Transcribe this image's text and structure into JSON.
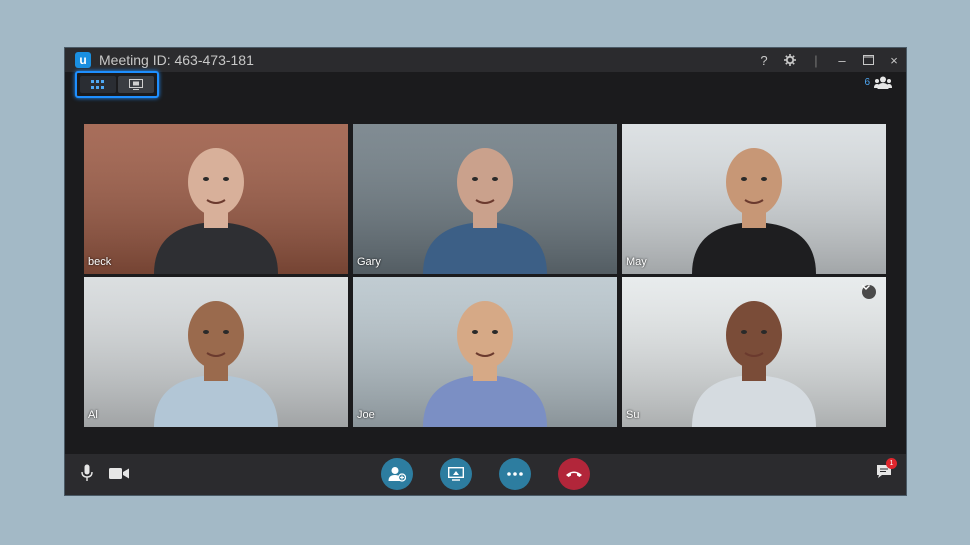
{
  "window": {
    "title": "Meeting ID: 463-473-181",
    "controls": {
      "help": "?",
      "minimize": "–",
      "close": "×"
    }
  },
  "participants": {
    "count": "6",
    "icon": "participants-icon"
  },
  "view_toggle": {
    "active": "grid-view",
    "icons": [
      "grid-view-icon",
      "speaker-view-icon"
    ]
  },
  "tiles": [
    {
      "name": "beck",
      "bg": "#9c5a44",
      "skin": "#d8b09a",
      "shirt": "#2e2f33"
    },
    {
      "name": "Gary",
      "bg": "#6f7c84",
      "skin": "#caa18c",
      "shirt": "#3c5f86"
    },
    {
      "name": "May",
      "bg": "#d8dde0",
      "skin": "#c79776",
      "shirt": "#1e1e20"
    },
    {
      "name": "Al",
      "bg": "#d6dadc",
      "skin": "#9a6a4d",
      "shirt": "#b2c6d6"
    },
    {
      "name": "Joe",
      "bg": "#b8c5cc",
      "skin": "#d6a986",
      "shirt": "#7b8fc4"
    },
    {
      "name": "Su",
      "bg": "#e5e9ea",
      "skin": "#7a4c38",
      "shirt": "#d5dbe0"
    }
  ],
  "toolbar": {
    "left": [
      "microphone-icon",
      "camera-icon"
    ],
    "center": [
      "invite-participant-icon",
      "share-screen-icon",
      "more-options-icon",
      "end-call-icon"
    ],
    "right": {
      "icon": "chat-icon",
      "badge": "1"
    }
  },
  "colors": {
    "accent": "#1e8fff",
    "action_blue": "#2d7da0",
    "end_call_red": "#b2263a"
  }
}
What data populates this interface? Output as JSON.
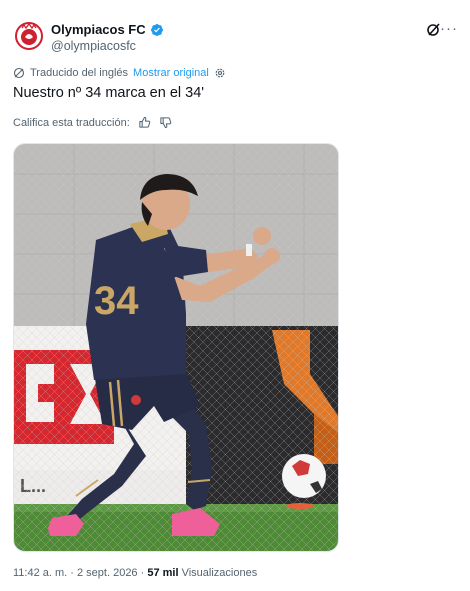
{
  "account": {
    "name": "Olympiacos FC",
    "handle": "@olympiacosfc"
  },
  "translation": {
    "label": "Traducido del inglés",
    "show_original": "Mostrar original"
  },
  "tweet": {
    "text": "Nuestro nº 34 marca en el 34'"
  },
  "rating": {
    "label": "Califica esta traducción:"
  },
  "media": {
    "alt": "Jugador celebrando un gol",
    "jersey_number": "34"
  },
  "meta": {
    "time": "11:42 a. m.",
    "separator": " · ",
    "date": "2 sept. 2026",
    "separator2": " · ",
    "views_count": "57 mil",
    "views_label": " Visualizaciones"
  },
  "colors": {
    "accent": "#1d9bf0",
    "secondary_text": "#536471",
    "primary_text": "#0f1419",
    "olympiacos_red": "#d0202e"
  },
  "icons": {
    "verified": "verified-badge-icon",
    "grok": "grok-icon",
    "more": "more-options-icon",
    "translate": "translate-icon",
    "settings": "gear-icon",
    "thumbs_up": "thumbs-up-icon",
    "thumbs_down": "thumbs-down-icon"
  }
}
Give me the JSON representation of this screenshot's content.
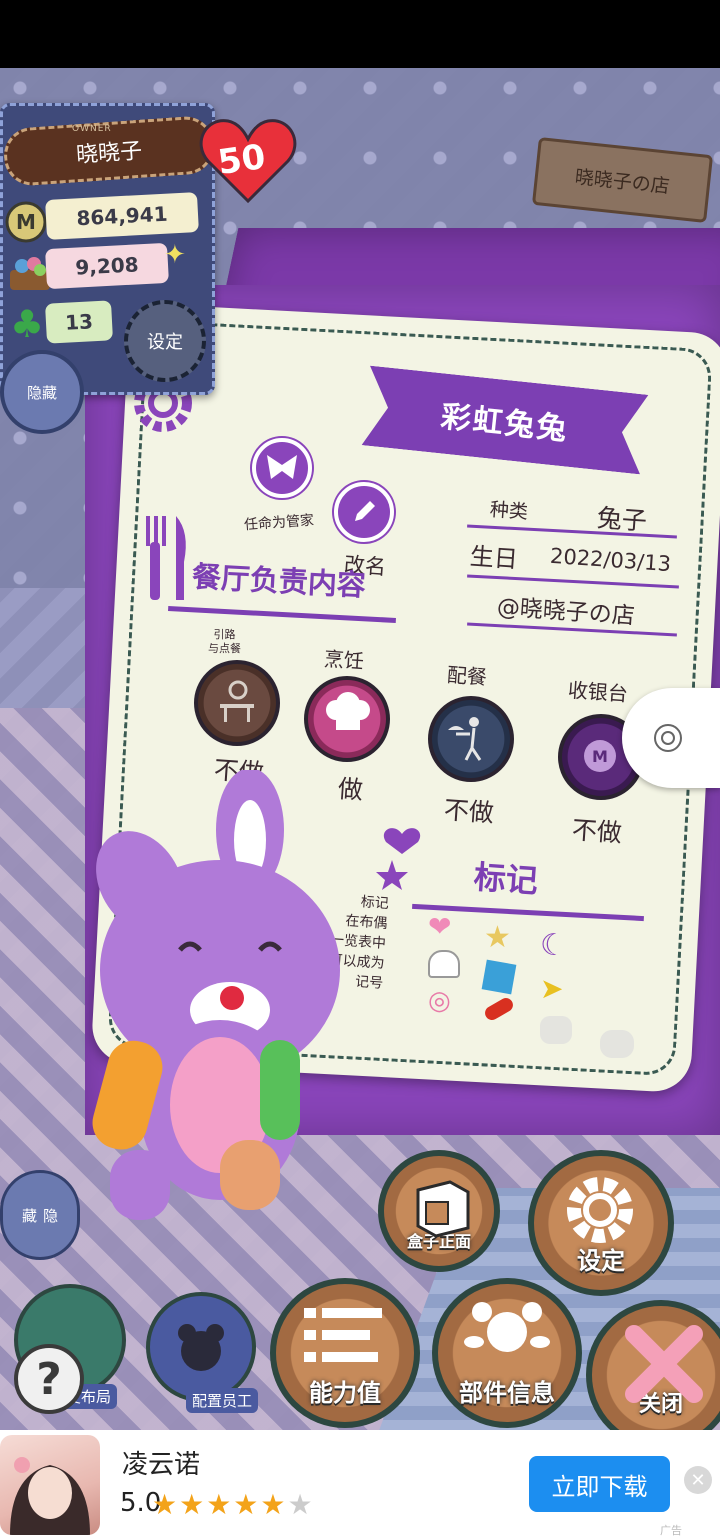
{
  "player": {
    "owner_label": "OWNER",
    "name": "晓晓子",
    "level": "50",
    "coins": "864,941",
    "materials": "9,208",
    "clover": "13",
    "settings_label": "设定",
    "hide_label": "隐藏"
  },
  "shop_sign": "晓晓子の店",
  "doll": {
    "name": "彩虹兔兔",
    "assign_butler_label": "任命为管家",
    "rename_label": "改名",
    "species_label": "种类",
    "species_value": "兔子",
    "birthday_label": "生日",
    "birthday_value": "2022/03/13",
    "shop": "@晓晓子の店"
  },
  "duties": {
    "title": "餐厅负责内容",
    "items": [
      {
        "label": "引路\n与点餐",
        "status": "不做"
      },
      {
        "label": "烹饪",
        "status": "做"
      },
      {
        "label": "配餐",
        "status": "不做"
      },
      {
        "label": "收银台",
        "status": "不做"
      }
    ]
  },
  "marks": {
    "title": "标记",
    "description": "标记\n在布偶\n一览表中\n可以成为\n记号"
  },
  "left_controls": {
    "hide_label": "隐\n藏",
    "help": "?",
    "layout_label": "变布局",
    "staff_label": "配置员工"
  },
  "bottom_buttons": {
    "box_front": "盒子正面",
    "settings": "设定",
    "ability": "能力值",
    "parts": "部件信息",
    "close": "关闭"
  },
  "ad": {
    "title": "凌云诺",
    "rating": "5.0",
    "download": "立即下载",
    "ad_tag": "广告"
  },
  "colors": {
    "accent": "#7c3fb3",
    "card": "#f3f4e4",
    "download_button": "#1c8ef0"
  }
}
===
Goal of the exercise: Find each line with the string "shirt" and copy it out.

Full output:
      "shirt": "#2e2f33"
      "shirt": "#3c5f86"
      "shirt": "#1e1e20"
      "shirt": "#b2c6d6"
      "shirt": "#7b8fc4"
      "shirt": "#d5dbe0"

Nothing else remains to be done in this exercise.